### Written exercise:
Rewrite every line of the data below as a Markdown table with two columns, Row and Line, numbering the rows in order and leaving out blank lines.

Saved entries
------------------------------

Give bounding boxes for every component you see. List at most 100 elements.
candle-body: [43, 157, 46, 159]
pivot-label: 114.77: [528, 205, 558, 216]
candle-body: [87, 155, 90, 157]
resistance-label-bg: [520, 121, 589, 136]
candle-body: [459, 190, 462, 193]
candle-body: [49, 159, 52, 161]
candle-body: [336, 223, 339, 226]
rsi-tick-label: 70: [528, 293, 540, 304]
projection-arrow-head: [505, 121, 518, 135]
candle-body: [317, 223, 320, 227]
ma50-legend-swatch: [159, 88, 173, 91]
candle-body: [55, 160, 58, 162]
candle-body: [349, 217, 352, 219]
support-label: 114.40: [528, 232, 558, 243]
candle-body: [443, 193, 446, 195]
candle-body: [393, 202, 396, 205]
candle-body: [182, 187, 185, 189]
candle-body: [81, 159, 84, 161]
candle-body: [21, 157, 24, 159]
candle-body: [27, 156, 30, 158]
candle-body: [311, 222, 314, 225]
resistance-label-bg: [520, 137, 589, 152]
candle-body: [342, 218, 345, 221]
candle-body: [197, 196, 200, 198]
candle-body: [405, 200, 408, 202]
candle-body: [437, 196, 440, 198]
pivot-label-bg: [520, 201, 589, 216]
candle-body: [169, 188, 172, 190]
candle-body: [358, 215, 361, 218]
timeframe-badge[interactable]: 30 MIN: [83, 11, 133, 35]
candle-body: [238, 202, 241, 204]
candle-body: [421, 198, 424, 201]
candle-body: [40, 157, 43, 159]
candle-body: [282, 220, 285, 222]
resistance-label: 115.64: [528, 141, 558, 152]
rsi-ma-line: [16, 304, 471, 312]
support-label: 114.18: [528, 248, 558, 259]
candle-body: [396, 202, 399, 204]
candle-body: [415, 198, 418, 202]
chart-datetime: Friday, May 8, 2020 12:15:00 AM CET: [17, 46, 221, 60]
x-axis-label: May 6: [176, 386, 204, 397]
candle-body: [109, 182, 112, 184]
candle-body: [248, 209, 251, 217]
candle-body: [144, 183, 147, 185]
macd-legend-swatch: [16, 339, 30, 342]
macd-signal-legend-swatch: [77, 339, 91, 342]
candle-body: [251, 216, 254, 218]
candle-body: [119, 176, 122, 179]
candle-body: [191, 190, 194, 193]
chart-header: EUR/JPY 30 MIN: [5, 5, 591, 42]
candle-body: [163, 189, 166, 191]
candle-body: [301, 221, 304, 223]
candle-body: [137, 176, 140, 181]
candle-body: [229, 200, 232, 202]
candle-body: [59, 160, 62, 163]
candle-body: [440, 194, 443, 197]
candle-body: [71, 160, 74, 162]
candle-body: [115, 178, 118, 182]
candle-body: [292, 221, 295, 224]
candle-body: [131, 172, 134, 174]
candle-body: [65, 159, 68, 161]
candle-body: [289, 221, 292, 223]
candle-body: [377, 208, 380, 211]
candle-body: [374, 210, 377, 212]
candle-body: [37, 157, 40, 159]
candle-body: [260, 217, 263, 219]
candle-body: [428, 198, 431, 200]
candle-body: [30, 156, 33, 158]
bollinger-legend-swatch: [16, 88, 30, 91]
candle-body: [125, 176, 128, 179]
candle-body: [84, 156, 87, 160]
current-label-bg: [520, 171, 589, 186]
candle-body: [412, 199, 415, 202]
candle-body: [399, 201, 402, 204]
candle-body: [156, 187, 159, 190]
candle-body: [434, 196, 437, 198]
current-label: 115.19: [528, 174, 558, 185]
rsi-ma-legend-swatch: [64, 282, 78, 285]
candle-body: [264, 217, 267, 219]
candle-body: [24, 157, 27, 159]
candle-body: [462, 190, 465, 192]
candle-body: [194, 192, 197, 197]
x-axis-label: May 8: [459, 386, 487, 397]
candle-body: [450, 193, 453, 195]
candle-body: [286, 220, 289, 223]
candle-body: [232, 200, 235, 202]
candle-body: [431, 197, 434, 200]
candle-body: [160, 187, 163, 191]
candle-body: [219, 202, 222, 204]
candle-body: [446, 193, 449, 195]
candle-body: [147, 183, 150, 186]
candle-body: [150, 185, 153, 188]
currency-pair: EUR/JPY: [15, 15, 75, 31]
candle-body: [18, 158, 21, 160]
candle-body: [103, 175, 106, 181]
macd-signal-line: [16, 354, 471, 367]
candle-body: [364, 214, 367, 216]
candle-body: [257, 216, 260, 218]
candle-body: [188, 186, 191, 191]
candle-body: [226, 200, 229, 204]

------------------------------

### Response below:
| Row | Line |
|---|---|
| 1 | Give bounding boxes for every component you see. List at most 100 elements. |
| 2 | candle-body: [43, 157, 46, 159] |
| 3 | pivot-label: 114.77: [528, 205, 558, 216] |
| 4 | candle-body: [87, 155, 90, 157] |
| 5 | resistance-label-bg: [520, 121, 589, 136] |
| 6 | candle-body: [459, 190, 462, 193] |
| 7 | candle-body: [49, 159, 52, 161] |
| 8 | candle-body: [336, 223, 339, 226] |
| 9 | rsi-tick-label: 70: [528, 293, 540, 304] |
| 10 | projection-arrow-head: [505, 121, 518, 135] |
| 11 | candle-body: [317, 223, 320, 227] |
| 12 | ma50-legend-swatch: [159, 88, 173, 91] |
| 13 | candle-body: [55, 160, 58, 162] |
| 14 | candle-body: [349, 217, 352, 219] |
| 15 | support-label: 114.40: [528, 232, 558, 243] |
| 16 | candle-body: [443, 193, 446, 195] |
| 17 | candle-body: [393, 202, 396, 205] |
| 18 | candle-body: [182, 187, 185, 189] |
| 19 | candle-body: [81, 159, 84, 161] |
| 20 | candle-body: [21, 157, 24, 159] |
| 21 | candle-body: [27, 156, 30, 158] |
| 22 | candle-body: [311, 222, 314, 225] |
| 23 | resistance-label-bg: [520, 137, 589, 152] |
| 24 | candle-body: [342, 218, 345, 221] |
| 25 | candle-body: [197, 196, 200, 198] |
| 26 | candle-body: [405, 200, 408, 202] |
| 27 | candle-body: [437, 196, 440, 198] |
| 28 | pivot-label-bg: [520, 201, 589, 216] |
| 29 | candle-body: [169, 188, 172, 190] |
| 30 | candle-body: [358, 215, 361, 218] |
| 31 | timeframe-badge[interactable]: 30 MIN: [83, 11, 133, 35] |
| 32 | candle-body: [238, 202, 241, 204] |
| 33 | candle-body: [421, 198, 424, 201] |
| 34 | candle-body: [40, 157, 43, 159] |
| 35 | candle-body: [282, 220, 285, 222] |
| 36 | resistance-label: 115.64: [528, 141, 558, 152] |
| 37 | rsi-ma-line: [16, 304, 471, 312] |
| 38 | support-label: 114.18: [528, 248, 558, 259] |
| 39 | candle-body: [396, 202, 399, 204] |
| 40 | candle-body: [415, 198, 418, 202] |
| 41 | chart-datetime: Friday, May 8, 2020 12:15:00 AM CET: [17, 46, 221, 60] |
| 42 | x-axis-label: May 6: [176, 386, 204, 397] |
| 43 | candle-body: [109, 182, 112, 184] |
| 44 | candle-body: [248, 209, 251, 217] |
| 45 | candle-body: [144, 183, 147, 185] |
| 46 | macd-legend-swatch: [16, 339, 30, 342] |
| 47 | macd-signal-legend-swatch: [77, 339, 91, 342] |
| 48 | candle-body: [251, 216, 254, 218] |
| 49 | candle-body: [119, 176, 122, 179] |
| 50 | candle-body: [191, 190, 194, 193] |
| 51 | chart-header: EUR/JPY 30 MIN: [5, 5, 591, 42] |
| 52 | candle-body: [163, 189, 166, 191] |
| 53 | candle-body: [301, 221, 304, 223] |
| 54 | candle-body: [137, 176, 140, 181] |
| 55 | candle-body: [229, 200, 232, 202] |
| 56 | candle-body: [59, 160, 62, 163] |
| 57 | candle-body: [440, 194, 443, 197] |
| 58 | candle-body: [71, 160, 74, 162] |
| 59 | candle-body: [115, 178, 118, 182] |
| 60 | candle-body: [292, 221, 295, 224] |
| 61 | candle-body: [131, 172, 134, 174] |
| 62 | candle-body: [65, 159, 68, 161] |
| 63 | candle-body: [289, 221, 292, 223] |
| 64 | candle-body: [377, 208, 380, 211] |
| 65 | candle-body: [374, 210, 377, 212] |
| 66 | candle-body: [37, 157, 40, 159] |
| 67 | candle-body: [260, 217, 263, 219] |
| 68 | candle-body: [428, 198, 431, 200] |
| 69 | candle-body: [30, 156, 33, 158] |
| 70 | bollinger-legend-swatch: [16, 88, 30, 91] |
| 71 | candle-body: [125, 176, 128, 179] |
| 72 | candle-body: [84, 156, 87, 160] |
| 73 | current-label-bg: [520, 171, 589, 186] |
| 74 | candle-body: [412, 199, 415, 202] |
| 75 | candle-body: [399, 201, 402, 204] |
| 76 | candle-body: [156, 187, 159, 190] |
| 77 | candle-body: [434, 196, 437, 198] |
| 78 | current-label: 115.19: [528, 174, 558, 185] |
| 79 | rsi-ma-legend-swatch: [64, 282, 78, 285] |
| 80 | candle-body: [264, 217, 267, 219] |
| 81 | candle-body: [24, 157, 27, 159] |
| 82 | candle-body: [462, 190, 465, 192] |
| 83 | candle-body: [194, 192, 197, 197] |
| 84 | x-axis-label: May 8: [459, 386, 487, 397] |
| 85 | candle-body: [450, 193, 453, 195] |
| 86 | candle-body: [286, 220, 289, 223] |
| 87 | candle-body: [232, 200, 235, 202] |
| 88 | candle-body: [431, 197, 434, 200] |
| 89 | candle-body: [160, 187, 163, 191] |
| 90 | candle-body: [219, 202, 222, 204] |
| 91 | candle-body: [446, 193, 449, 195] |
| 92 | candle-body: [147, 183, 150, 186] |
| 93 | candle-body: [150, 185, 153, 188] |
| 94 | currency-pair: EUR/JPY: [15, 15, 75, 31] |
| 95 | candle-body: [18, 158, 21, 160] |
| 96 | candle-body: [103, 175, 106, 181] |
| 97 | macd-signal-line: [16, 354, 471, 367] |
| 98 | candle-body: [364, 214, 367, 216] |
| 99 | candle-body: [257, 216, 260, 218] |
| 100 | candle-body: [188, 186, 191, 191] |
| 101 | candle-body: [226, 200, 229, 204] |